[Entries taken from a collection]
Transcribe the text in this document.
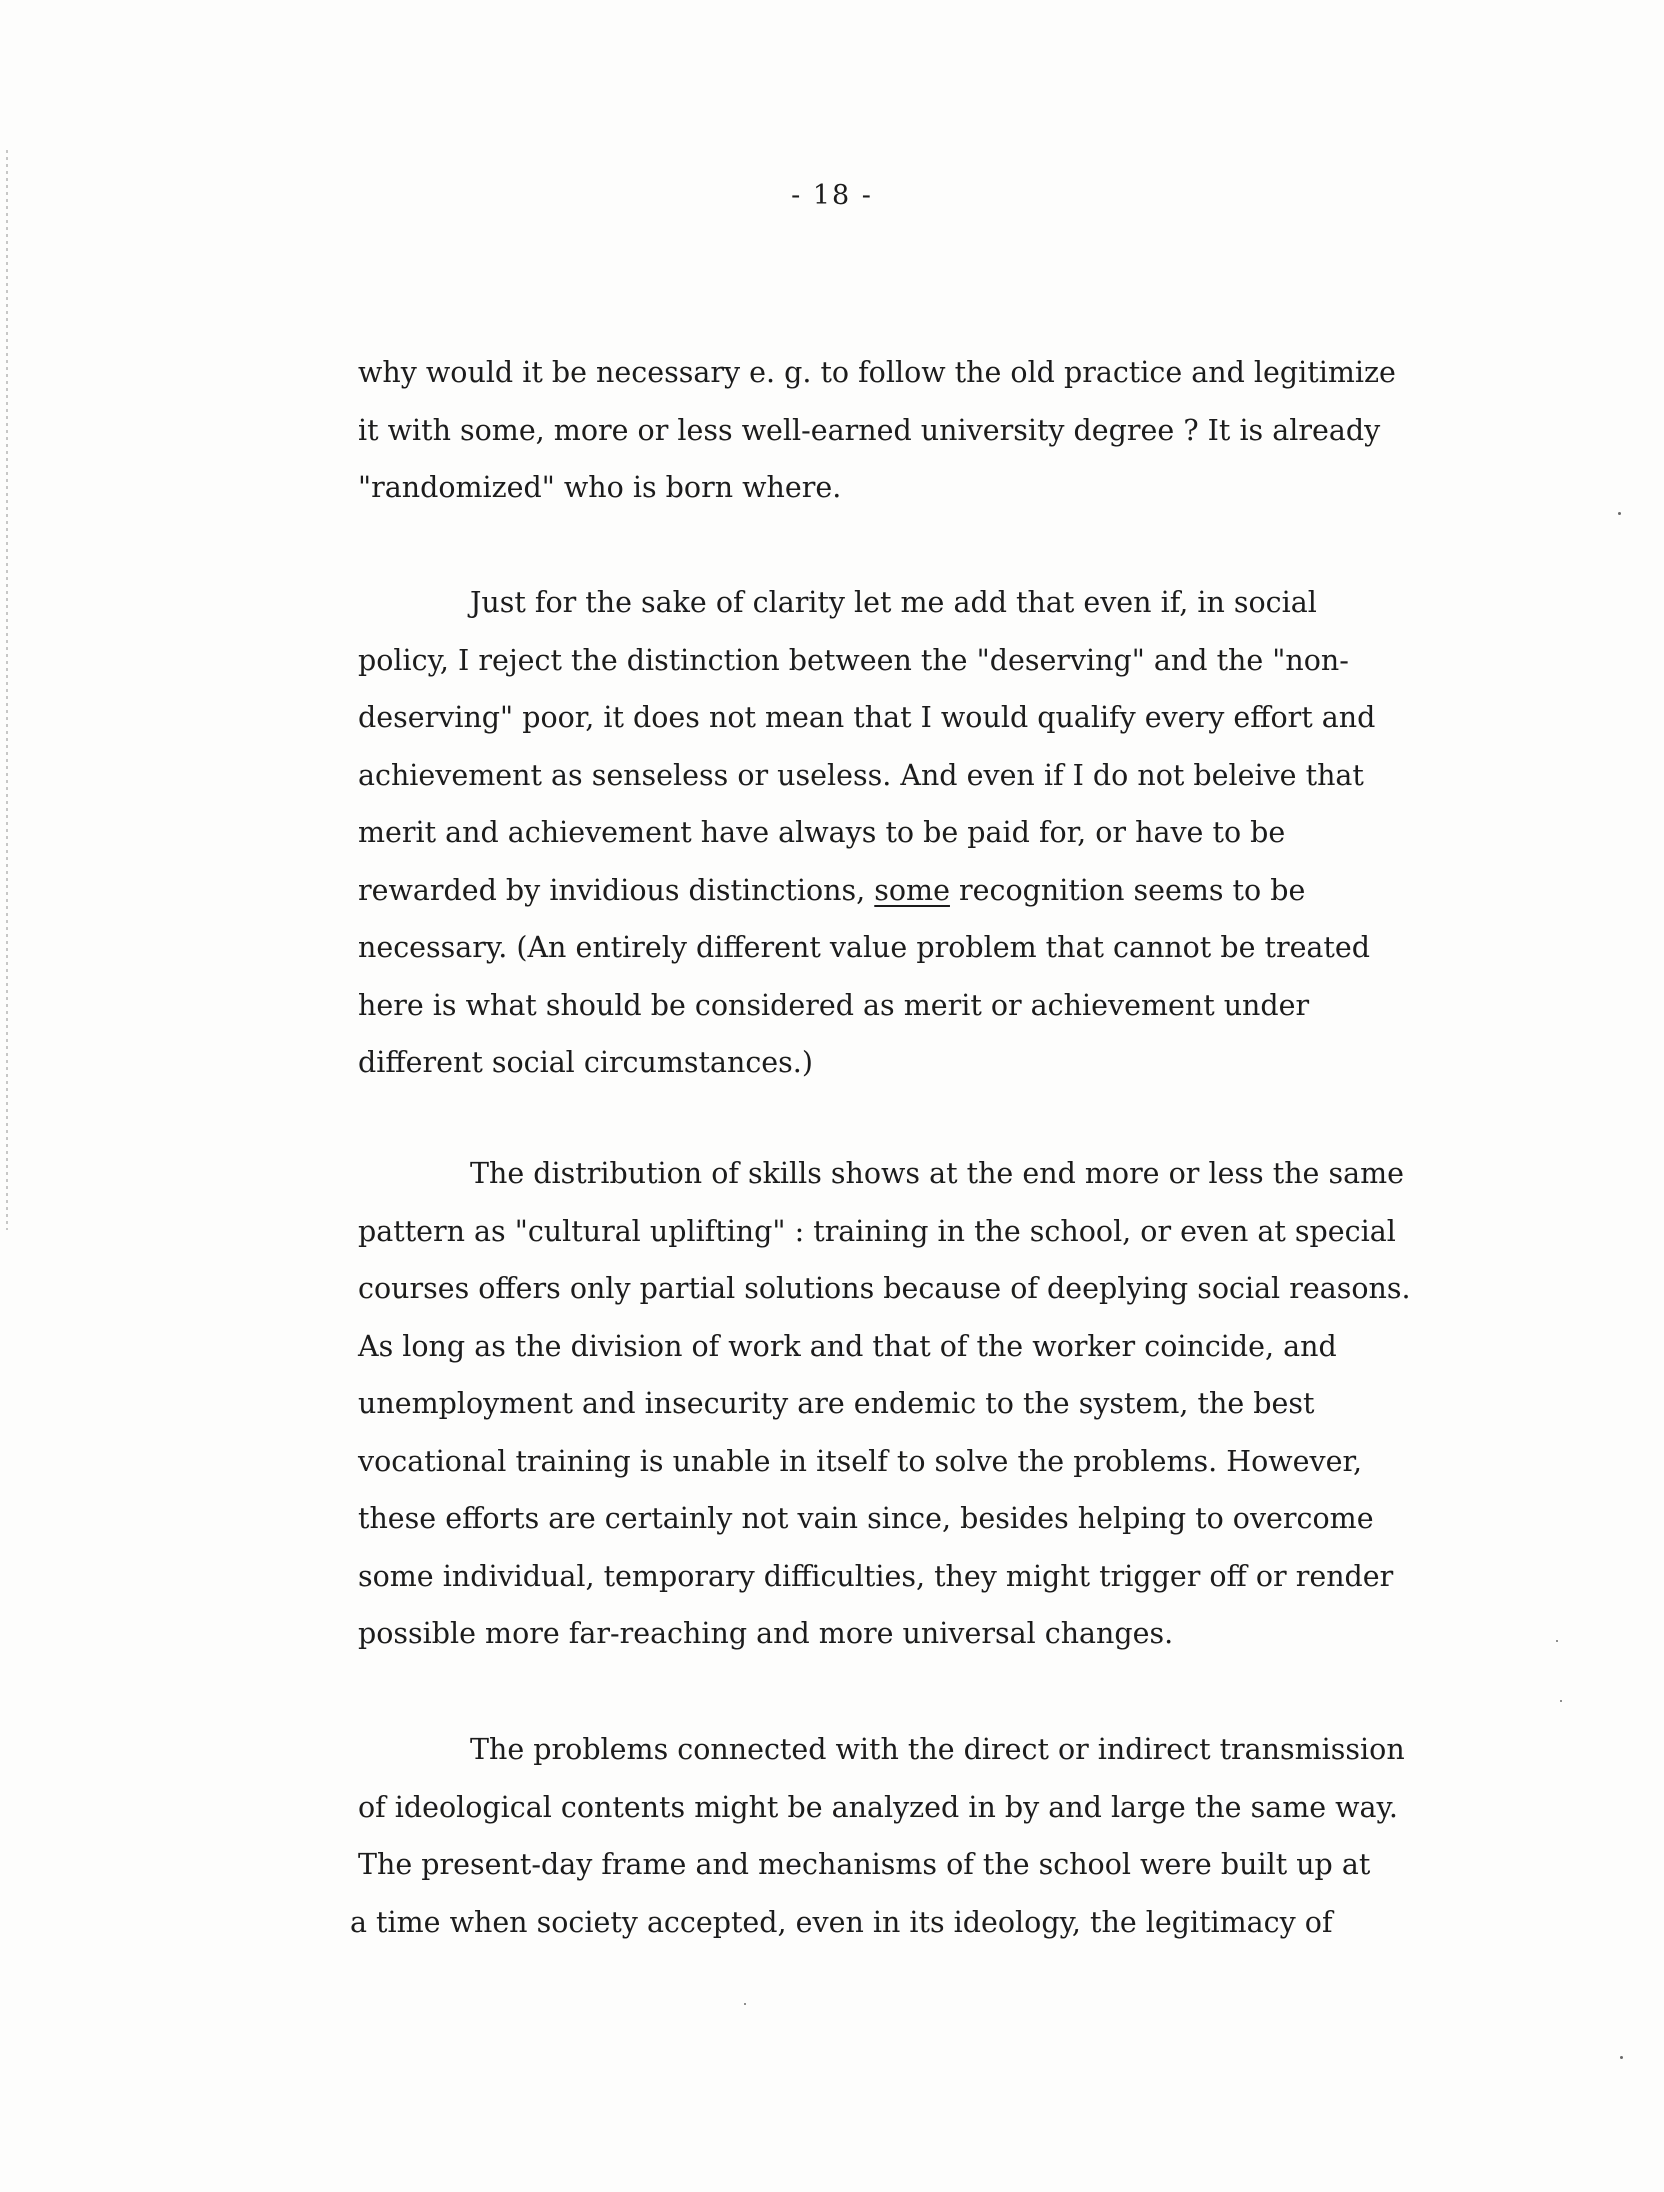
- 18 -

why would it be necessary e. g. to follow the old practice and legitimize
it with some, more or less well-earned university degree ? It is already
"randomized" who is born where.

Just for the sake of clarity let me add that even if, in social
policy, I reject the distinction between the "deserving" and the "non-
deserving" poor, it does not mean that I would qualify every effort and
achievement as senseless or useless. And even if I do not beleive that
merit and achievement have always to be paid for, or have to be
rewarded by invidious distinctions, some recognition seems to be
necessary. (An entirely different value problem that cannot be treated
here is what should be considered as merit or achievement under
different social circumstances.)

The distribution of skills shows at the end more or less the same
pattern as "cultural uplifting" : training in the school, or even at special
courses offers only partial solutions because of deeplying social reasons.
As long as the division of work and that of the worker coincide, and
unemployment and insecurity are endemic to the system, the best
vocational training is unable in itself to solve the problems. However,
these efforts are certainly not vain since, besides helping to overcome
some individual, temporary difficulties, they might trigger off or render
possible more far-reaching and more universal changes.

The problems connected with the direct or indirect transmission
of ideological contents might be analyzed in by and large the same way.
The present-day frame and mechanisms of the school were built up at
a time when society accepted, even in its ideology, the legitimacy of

• [PROBLEM DESCRIPTION] Only lines with the word "would" should be collected from the material.

• [TASK OUTPUT]
why would it be necessary e. g. to follow the old practice and legitimize
deserving" poor, it does not mean that I would qualify every effort and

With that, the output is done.